***** DATA SUPPLIED

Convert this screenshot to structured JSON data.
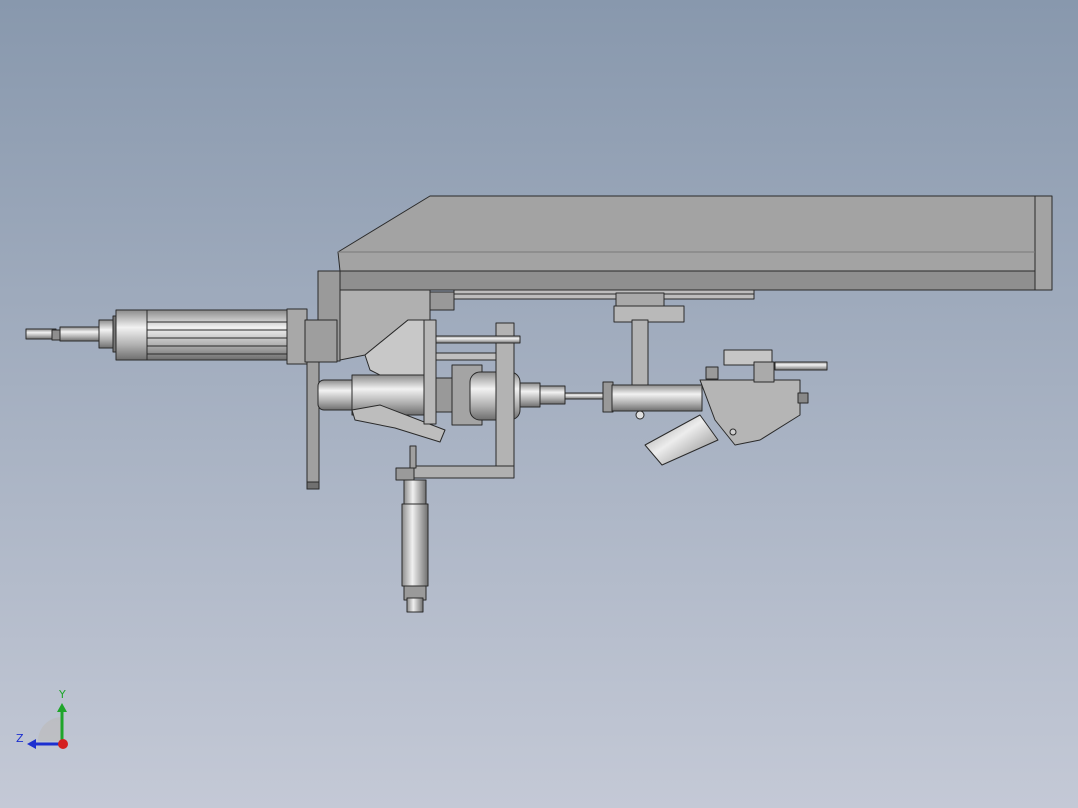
{
  "viewport": {
    "background_top_color": "#8898ad",
    "background_bottom_color": "#c4c9d6"
  },
  "triad": {
    "y_label": "Y",
    "z_label": "Z",
    "y_color": "#1fa52b",
    "z_color": "#1c2fd0",
    "x_color": "#d41f1f"
  },
  "model": {
    "fill_light": "#b7b9bb",
    "fill_mid": "#9c9c9c",
    "fill_dark": "#6a6a6a",
    "edge_color": "#2a2a2a"
  }
}
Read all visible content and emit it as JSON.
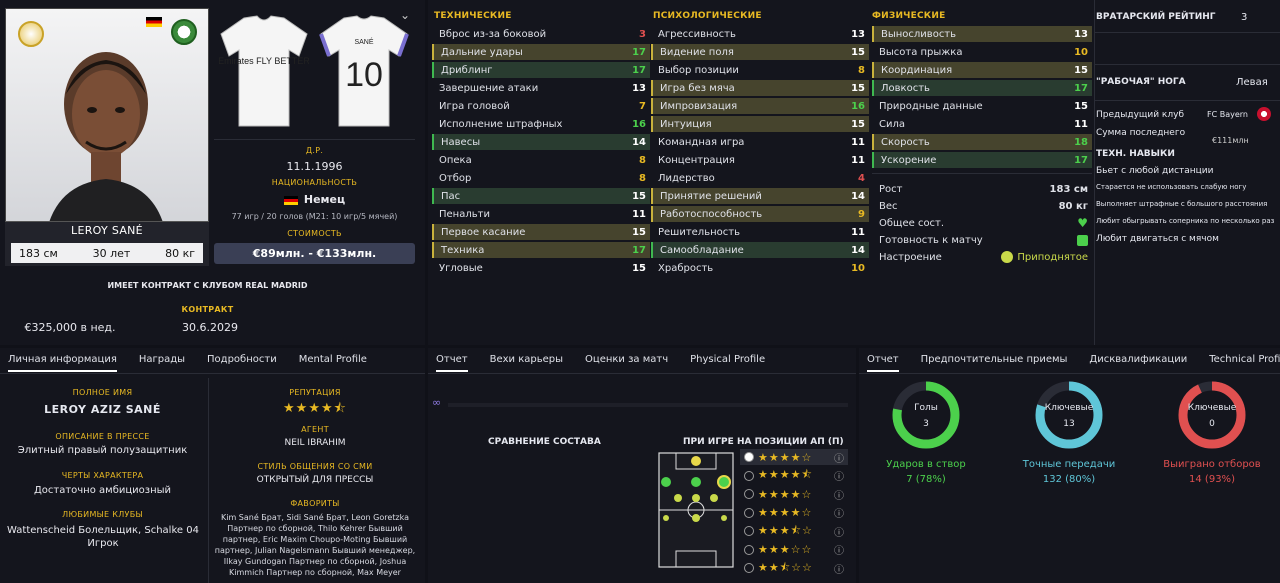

**********

- **INSTRUCTION**:
With the pictures left out, transcribe the material exactly.

- **SOLUTION TO THIS PROBLEM**:
Convert this screenshot to structured JSON data.
{
  "viewport": {
    "background_top_color": "#8898ad",
    "background_bottom_color": "#c4c9d6"
  },
  "triad": {
    "y_label": "Y",
    "z_label": "Z",
    "y_color": "#1fa52b",
    "z_color": "#1c2fd0",
    "x_color": "#d41f1f"
  },
  "model": {
    "fill_light": "#b7b9bb",
    "fill_mid": "#9c9c9c",
    "fill_dark": "#6a6a6a",
    "edge_color": "#2a2a2a"
  }
}
Read all visible content and emit it as JSON.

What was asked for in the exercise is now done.